Data records
>>>
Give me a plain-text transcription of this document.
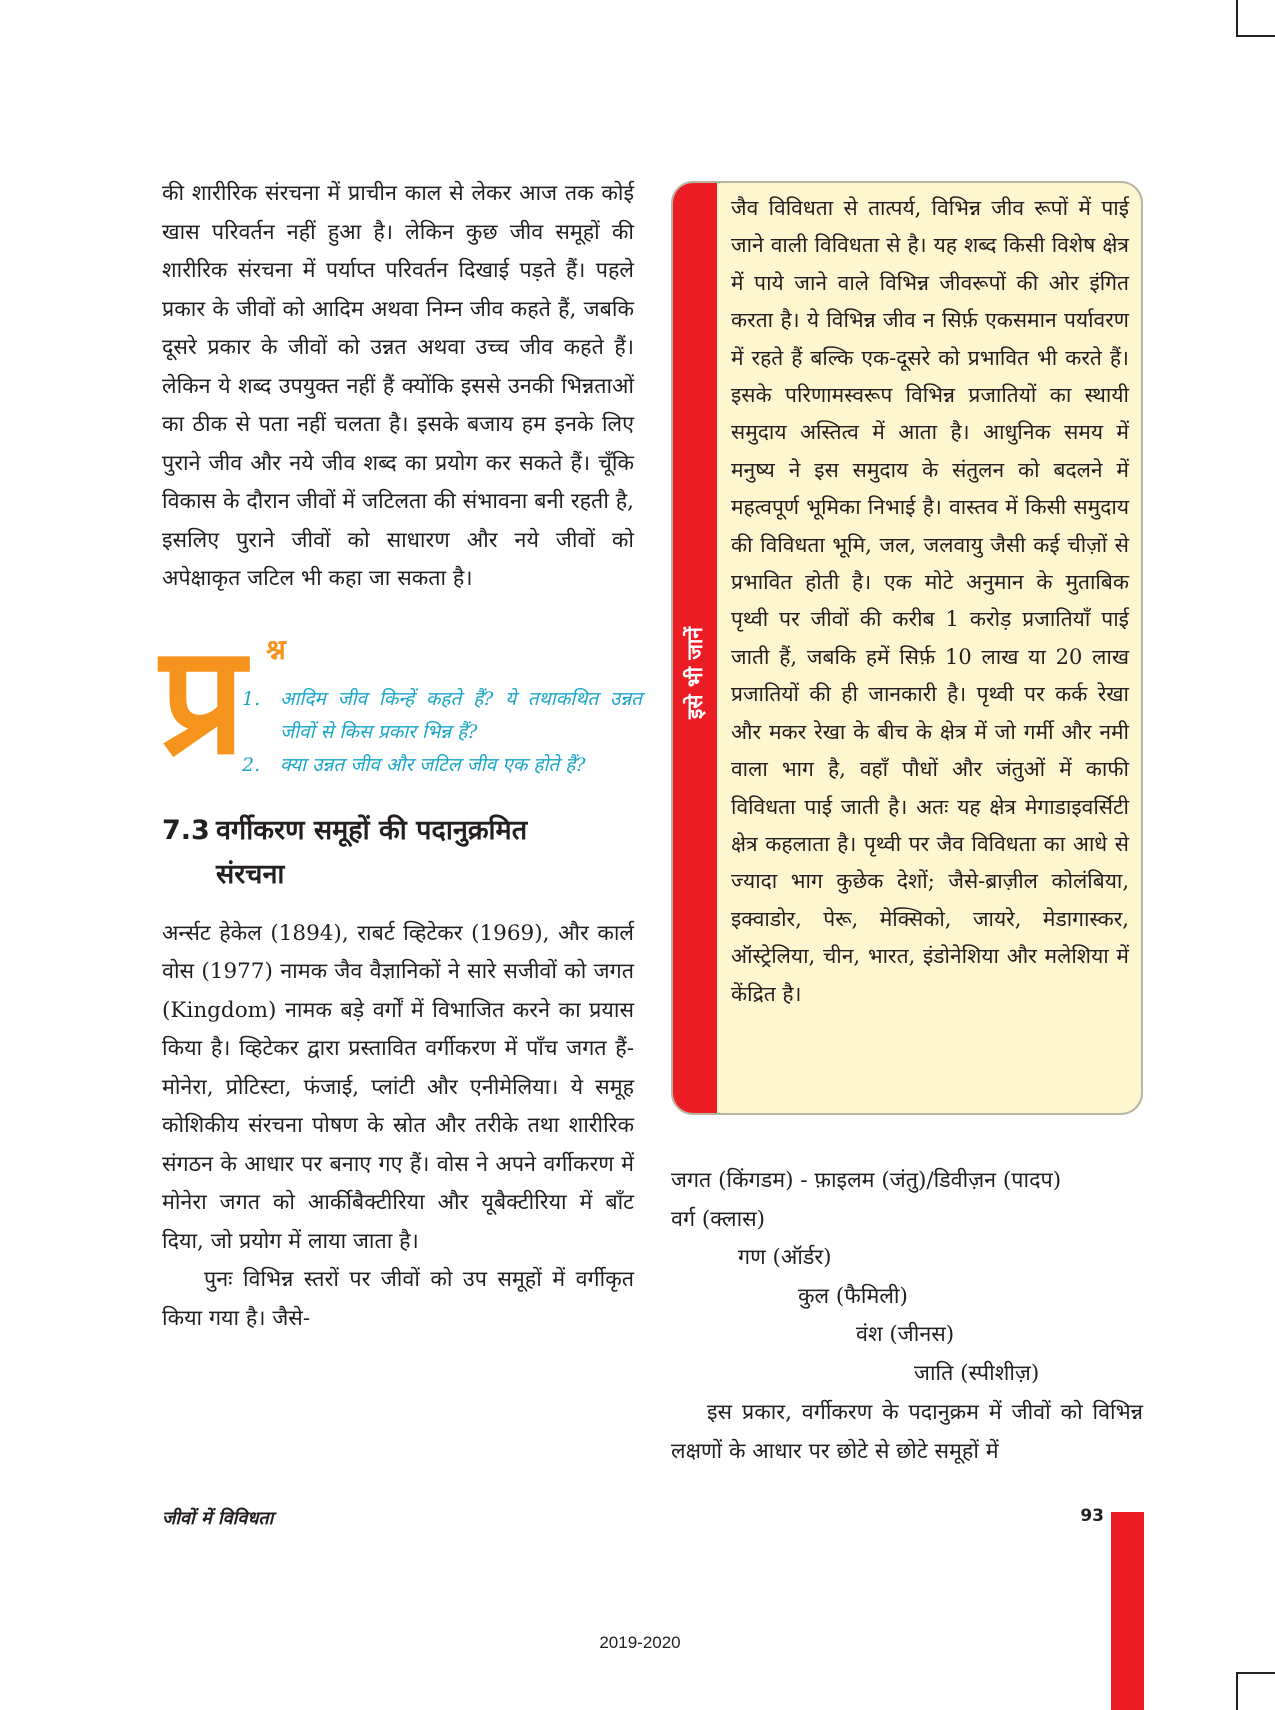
की शारीरिक संरचना में प्राचीन काल से लेकर आज तक कोई खास परिवर्तन नहीं हुआ है। लेकिन कुछ जीव समूहों की शारीरिक संरचना में पर्याप्त परिवर्तन दिखाई पड़ते हैं। पहले प्रकार के जीवों को आदिम अथवा निम्न जीव कहते हैं, जबकि दूसरे प्रकार के जीवों को उन्नत अथवा उच्च जीव कहते हैं। लेकिन ये शब्द उपयुक्त नहीं हैं क्योंकि इससे उनकी भिन्नताओं का ठीक से पता नहीं चलता है। इसके बजाय हम इनके लिए पुराने जीव और नये जीव शब्द का प्रयोग कर सकते हैं। चूँकि विकास के दौरान जीवों में जटिलता की संभावना बनी रहती है, इसलिए पुराने जीवों को साधारण और नये जीवों को अपेक्षाकृत जटिल भी कहा जा सकता है।

प्र श्न
1.	आदिम जीव किन्हें कहते हैं? ये तथाकथित उन्नत जीवों से किस प्रकार भिन्न हैं?
2.	क्या उन्नत जीव और जटिल जीव एक होते हैं?
7.3 वर्गीकरण समूहों की पदानुक्रमित
संरचना

अर्न्सट हेकेल (1894), राबर्ट व्हिटेकर (1969), और कार्ल वोस (1977) नामक जैव वैज्ञानिकों ने सारे सजीवों को जगत (Kingdom) नामक बड़े वर्गों में विभाजित करने का प्रयास किया है। व्हिटेकर द्वारा प्रस्तावित वर्गीकरण में पाँच जगत हैं- मोनेरा, प्रोटिस्टा, फंजाई, प्लांटी और एनीमेलिया। ये समूह कोशिकीय संरचना पोषण के स्रोत और तरीके तथा शारीरिक संगठन के आधार पर बनाए गए हैं। वोस ने अपने वर्गीकरण में मोनेरा जगत को आर्कीबैक्टीरिया और यूबैक्टीरिया में बाँट दिया, जो प्रयोग में लाया जाता है।

पुनः विभिन्न स्तरों पर जीवों को उप समूहों में वर्गीकृत किया गया है। जैसे-

इसे भी जानें
जैव विविधता से तात्पर्य, विभिन्न जीव रूपों में पाई जाने वाली विविधता से है। यह शब्द किसी विशेष क्षेत्र में पाये जाने वाले विभिन्न जीवरूपों की ओर इंगित करता है। ये विभिन्न जीव न सिर्फ़ एकसमान पर्यावरण में रहते हैं बल्कि एक-दूसरे को प्रभावित भी करते हैं। इसके परिणामस्वरूप विभिन्न प्रजातियों का स्थायी समुदाय अस्तित्व में आता है। आधुनिक समय में मनुष्य ने इस समुदाय के संतुलन को बदलने में महत्वपूर्ण भूमिका निभाई है। वास्तव में किसी समुदाय की विविधता भूमि, जल, जलवायु जैसी कई चीज़ों से प्रभावित होती है। एक मोटे अनुमान के मुताबिक पृथ्वी पर जीवों की करीब 1 करोड़ प्रजातियाँ पाई जाती हैं, जबकि हमें सिर्फ़ 10 लाख या 20 लाख प्रजातियों की ही जानकारी है। पृथ्वी पर कर्क रेखा और मकर रेखा के बीच के क्षेत्र में जो गर्मी और नमी वाला भाग है, वहाँ पौधों और जंतुओं में काफी विविधता पाई जाती है। अतः यह क्षेत्र मेगाडाइवर्सिटी क्षेत्र कहलाता है। पृथ्वी पर जैव विविधता का आधे से ज्यादा भाग कुछेक देशों; जैसे-ब्राज़ील कोलंबिया, इक्वाडोर, पेरू, मेक्सिको, जायरे, मेडागास्कर, ऑस्ट्रेलिया, चीन, भारत, इंडोनेशिया और मलेशिया में केंद्रित है।
जगत (किंगडम) - फ़ाइलम (जंतु)/डिवीज़न (पादप)
वर्ग (क्लास)
गण (ऑर्डर)
कुल (फैमिली)
वंश (जीनस)
जाति (स्पीशीज़)
इस प्रकार, वर्गीकरण के पदानुक्रम में जीवों को विभिन्न लक्षणों के आधार पर छोटे से छोटे समूहों में
जीवों में विविधता	93
2019-2020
<<<
Output an exact copy of the material, with the pictures removed.

▸ Solved problem
Give me a plain-text transcription of this document.
की शारीरिक संरचना में प्राचीन काल से लेकर आज तक कोई खास परिवर्तन नहीं हुआ है। लेकिन कुछ जीव समूहों की शारीरिक संरचना में पर्याप्त परिवर्तन दिखाई पड़ते हैं। पहले प्रकार के जीवों को आदिम अथवा निम्न जीव कहते हैं, जबकि दूसरे प्रकार के जीवों को उन्नत अथवा उच्च जीव कहते हैं। लेकिन ये शब्द उपयुक्त नहीं हैं क्योंकि इससे उनकी भिन्नताओं का ठीक से पता नहीं चलता है। इसके बजाय हम इनके लिए पुराने जीव और नये जीव शब्द का प्रयोग कर सकते हैं। चूँकि विकास के दौरान जीवों में जटिलता की संभावना बनी रहती है, इसलिए पुराने जीवों को साधारण और नये जीवों को अपेक्षाकृत जटिल भी कहा जा सकता है।

प्र श्न
1.	आदिम जीव किन्हें कहते हैं? ये तथाकथित उन्नत जीवों से किस प्रकार भिन्न हैं?
2.	क्या उन्नत जीव और जटिल जीव एक होते हैं?
7.3 वर्गीकरण समूहों की पदानुक्रमित
संरचना

अर्न्सट हेकेल (1894), राबर्ट व्हिटेकर (1969), और कार्ल वोस (1977) नामक जैव वैज्ञानिकों ने सारे सजीवों को जगत (Kingdom) नामक बड़े वर्गों में विभाजित करने का प्रयास किया है। व्हिटेकर द्वारा प्रस्तावित वर्गीकरण में पाँच जगत हैं- मोनेरा, प्रोटिस्टा, फंजाई, प्लांटी और एनीमेलिया। ये समूह कोशिकीय संरचना पोषण के स्रोत और तरीके तथा शारीरिक संगठन के आधार पर बनाए गए हैं। वोस ने अपने वर्गीकरण में मोनेरा जगत को आर्कीबैक्टीरिया और यूबैक्टीरिया में बाँट दिया, जो प्रयोग में लाया जाता है।

पुनः विभिन्न स्तरों पर जीवों को उप समूहों में वर्गीकृत किया गया है। जैसे-

इसे भी जानें
जैव विविधता से तात्पर्य, विभिन्न जीव रूपों में पाई जाने वाली विविधता से है। यह शब्द किसी विशेष क्षेत्र में पाये जाने वाले विभिन्न जीवरूपों की ओर इंगित करता है। ये विभिन्न जीव न सिर्फ़ एकसमान पर्यावरण में रहते हैं बल्कि एक-दूसरे को प्रभावित भी करते हैं। इसके परिणामस्वरूप विभिन्न प्रजातियों का स्थायी समुदाय अस्तित्व में आता है। आधुनिक समय में मनुष्य ने इस समुदाय के संतुलन को बदलने में महत्वपूर्ण भूमिका निभाई है। वास्तव में किसी समुदाय की विविधता भूमि, जल, जलवायु जैसी कई चीज़ों से प्रभावित होती है। एक मोटे अनुमान के मुताबिक पृथ्वी पर जीवों की करीब 1 करोड़ प्रजातियाँ पाई जाती हैं, जबकि हमें सिर्फ़ 10 लाख या 20 लाख प्रजातियों की ही जानकारी है। पृथ्वी पर कर्क रेखा और मकर रेखा के बीच के क्षेत्र में जो गर्मी और नमी वाला भाग है, वहाँ पौधों और जंतुओं में काफी विविधता पाई जाती है। अतः यह क्षेत्र मेगाडाइवर्सिटी क्षेत्र कहलाता है। पृथ्वी पर जैव विविधता का आधे से ज्यादा भाग कुछेक देशों; जैसे-ब्राज़ील कोलंबिया, इक्वाडोर, पेरू, मेक्सिको, जायरे, मेडागास्कर, ऑस्ट्रेलिया, चीन, भारत, इंडोनेशिया और मलेशिया में केंद्रित है।
जगत (किंगडम) - फ़ाइलम (जंतु)/डिवीज़न (पादप)
वर्ग (क्लास)
गण (ऑर्डर)
कुल (फैमिली)
वंश (जीनस)
जाति (स्पीशीज़)
इस प्रकार, वर्गीकरण के पदानुक्रम में जीवों को विभिन्न लक्षणों के आधार पर छोटे से छोटे समूहों में
जीवों में विविधता	93
2019-2020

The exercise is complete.